STATED EXERCISE. Using the entries below, transcribe exactly the line containing "What does this" and each line that follows it to the end.

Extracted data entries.

[start]

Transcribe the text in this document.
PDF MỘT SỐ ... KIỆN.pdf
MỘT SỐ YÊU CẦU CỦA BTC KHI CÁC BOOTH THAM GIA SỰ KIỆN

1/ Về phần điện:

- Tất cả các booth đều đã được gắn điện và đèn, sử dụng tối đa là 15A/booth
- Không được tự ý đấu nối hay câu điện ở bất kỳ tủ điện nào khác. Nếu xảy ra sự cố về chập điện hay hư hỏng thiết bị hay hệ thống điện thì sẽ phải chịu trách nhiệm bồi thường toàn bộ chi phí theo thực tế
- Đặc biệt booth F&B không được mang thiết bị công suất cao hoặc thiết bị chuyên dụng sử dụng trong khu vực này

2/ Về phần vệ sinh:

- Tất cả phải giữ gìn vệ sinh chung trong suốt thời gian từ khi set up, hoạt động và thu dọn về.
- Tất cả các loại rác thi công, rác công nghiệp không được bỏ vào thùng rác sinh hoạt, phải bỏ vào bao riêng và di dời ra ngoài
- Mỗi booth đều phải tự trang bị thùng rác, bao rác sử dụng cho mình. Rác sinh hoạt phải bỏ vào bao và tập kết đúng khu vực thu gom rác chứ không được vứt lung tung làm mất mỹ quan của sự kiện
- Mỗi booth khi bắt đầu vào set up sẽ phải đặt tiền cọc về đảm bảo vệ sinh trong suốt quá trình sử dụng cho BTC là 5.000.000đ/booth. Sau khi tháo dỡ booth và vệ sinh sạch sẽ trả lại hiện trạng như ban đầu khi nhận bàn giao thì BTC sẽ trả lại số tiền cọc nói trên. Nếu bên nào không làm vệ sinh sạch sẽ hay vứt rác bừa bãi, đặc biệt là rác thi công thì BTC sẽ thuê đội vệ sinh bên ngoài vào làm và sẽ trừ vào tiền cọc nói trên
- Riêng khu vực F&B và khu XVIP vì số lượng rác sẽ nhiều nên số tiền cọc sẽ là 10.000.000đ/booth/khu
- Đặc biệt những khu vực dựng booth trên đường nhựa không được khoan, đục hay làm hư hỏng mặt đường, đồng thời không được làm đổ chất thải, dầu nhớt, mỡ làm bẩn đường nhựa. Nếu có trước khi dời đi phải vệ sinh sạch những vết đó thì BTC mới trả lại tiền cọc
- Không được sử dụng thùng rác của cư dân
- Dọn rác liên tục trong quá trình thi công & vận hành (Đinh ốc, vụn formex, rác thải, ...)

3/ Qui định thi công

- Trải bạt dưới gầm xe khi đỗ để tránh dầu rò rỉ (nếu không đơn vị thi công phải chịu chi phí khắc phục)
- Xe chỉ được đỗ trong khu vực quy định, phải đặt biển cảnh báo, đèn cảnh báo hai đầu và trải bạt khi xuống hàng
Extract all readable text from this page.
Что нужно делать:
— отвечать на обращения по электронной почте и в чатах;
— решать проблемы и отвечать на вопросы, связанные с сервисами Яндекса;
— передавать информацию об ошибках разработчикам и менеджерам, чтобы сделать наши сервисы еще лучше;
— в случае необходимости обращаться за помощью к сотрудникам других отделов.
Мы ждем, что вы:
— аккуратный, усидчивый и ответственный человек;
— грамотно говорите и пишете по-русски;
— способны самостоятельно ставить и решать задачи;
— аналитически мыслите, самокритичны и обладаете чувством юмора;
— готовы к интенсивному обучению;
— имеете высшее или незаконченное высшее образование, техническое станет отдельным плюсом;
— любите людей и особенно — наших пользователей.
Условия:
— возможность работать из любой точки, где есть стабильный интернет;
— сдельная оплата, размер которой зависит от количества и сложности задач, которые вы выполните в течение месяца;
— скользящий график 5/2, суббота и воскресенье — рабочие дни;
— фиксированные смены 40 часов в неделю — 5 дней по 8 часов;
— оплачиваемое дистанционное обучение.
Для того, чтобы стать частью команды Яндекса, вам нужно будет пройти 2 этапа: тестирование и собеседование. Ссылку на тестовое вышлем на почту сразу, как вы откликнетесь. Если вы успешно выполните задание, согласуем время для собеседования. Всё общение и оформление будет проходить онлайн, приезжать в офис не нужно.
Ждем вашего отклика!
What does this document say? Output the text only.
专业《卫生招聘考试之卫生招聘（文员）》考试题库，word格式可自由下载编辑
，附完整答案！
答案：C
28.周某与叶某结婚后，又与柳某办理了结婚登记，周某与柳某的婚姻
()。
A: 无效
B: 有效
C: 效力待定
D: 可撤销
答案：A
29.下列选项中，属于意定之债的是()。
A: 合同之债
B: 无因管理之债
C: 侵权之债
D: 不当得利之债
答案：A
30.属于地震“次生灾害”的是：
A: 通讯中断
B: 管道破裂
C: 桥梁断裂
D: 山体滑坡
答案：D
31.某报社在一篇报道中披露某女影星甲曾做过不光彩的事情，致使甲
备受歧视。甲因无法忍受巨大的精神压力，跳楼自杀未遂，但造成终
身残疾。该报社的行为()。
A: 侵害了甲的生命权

[end]

COMPLETE RESPONSE.
What does this document say? Output the text only.
专业《卫生招聘考试之卫生招聘（文员）》考试题库，word格式可自由下载编辑
，附完整答案！
答案：C
28.周某与叶某结婚后，又与柳某办理了结婚登记，周某与柳某的婚姻
()。
A: 无效
B: 有效
C: 效力待定
D: 可撤销
答案：A
29.下列选项中，属于意定之债的是()。
A: 合同之债
B: 无因管理之债
C: 侵权之债
D: 不当得利之债
答案：A
30.属于地震“次生灾害”的是：
A: 通讯中断
B: 管道破裂
C: 桥梁断裂
D: 山体滑坡
答案：D
31.某报社在一篇报道中披露某女影星甲曾做过不光彩的事情，致使甲
备受歧视。甲因无法忍受巨大的精神压力，跳楼自杀未遂，但造成终
身残疾。该报社的行为()。
A: 侵害了甲的生命权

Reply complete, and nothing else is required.